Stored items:
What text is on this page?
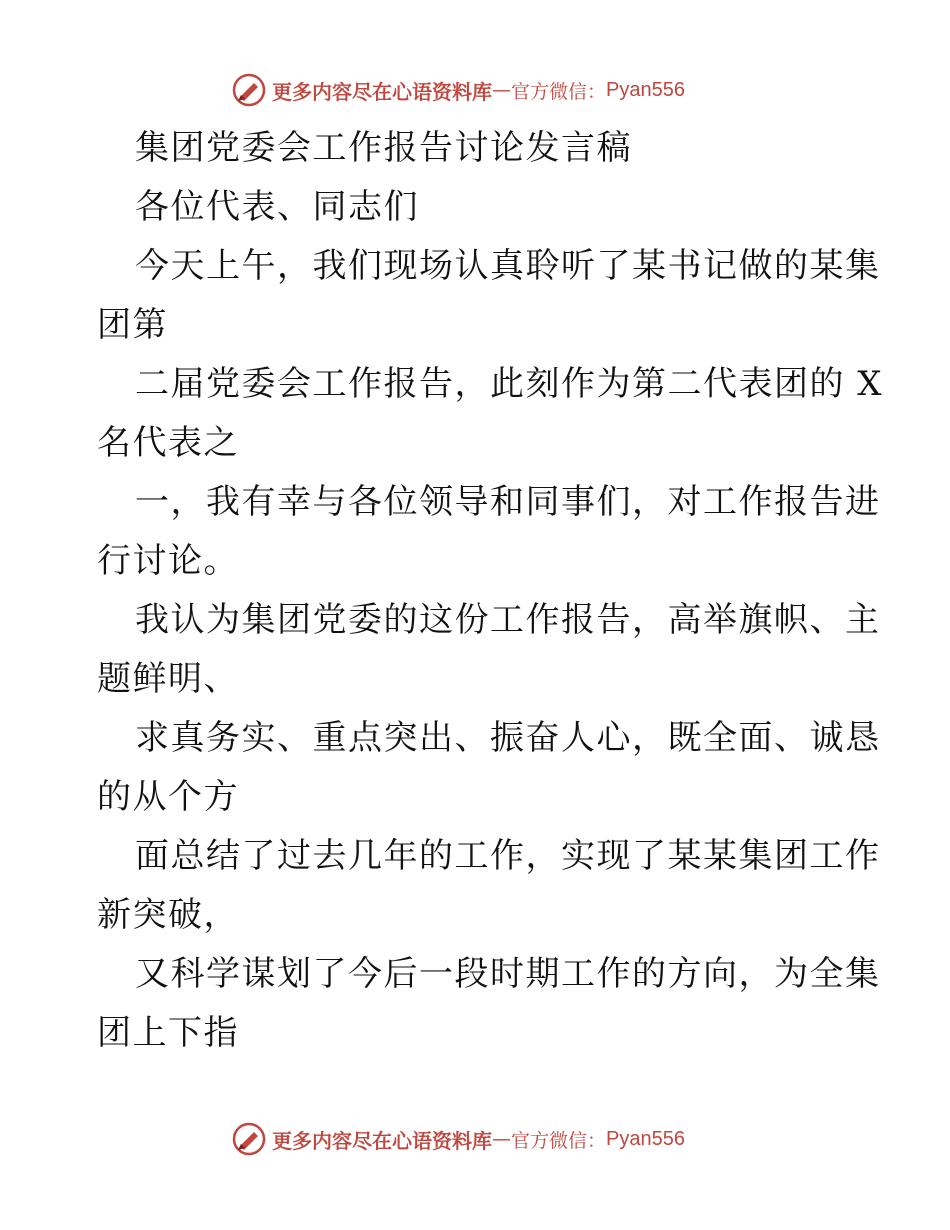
更多内容尽在心语资料库 — 官方微信： Pyan556
集团党委会工作报告讨论发言稿
各位代表、同志们
今天上午，我们现场认真聆听了某书记做的某集
团第
二届党委会工作报告，此刻作为第二代表团的 X
名代表之
一，我有幸与各位领导和同事们，对工作报告进
行讨论。
我认为集团党委的这份工作报告，高举旗帜、主
题鲜明、
求真务实、重点突出、振奋人心，既全面、诚恳
的从个方
面总结了过去几年的工作，实现了某某集团工作
新突破，
又科学谋划了今后一段时期工作的方向，为全集
团上下指
更多内容尽在心语资料库 — 官方微信： Pyan556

What you will do: Can the entries above be repeated exactly, without their pictures?

Written answer:
What text is on this page?
更多内容尽在心语资料库 — 官方微信： Pyan556
集团党委会工作报告讨论发言稿
各位代表、同志们
今天上午，我们现场认真聆听了某书记做的某集
团第
二届党委会工作报告，此刻作为第二代表团的 X
名代表之
一，我有幸与各位领导和同事们，对工作报告进
行讨论。
我认为集团党委的这份工作报告，高举旗帜、主
题鲜明、
求真务实、重点突出、振奋人心，既全面、诚恳
的从个方
面总结了过去几年的工作，实现了某某集团工作
新突破，
又科学谋划了今后一段时期工作的方向，为全集
团上下指
更多内容尽在心语资料库 — 官方微信： Pyan556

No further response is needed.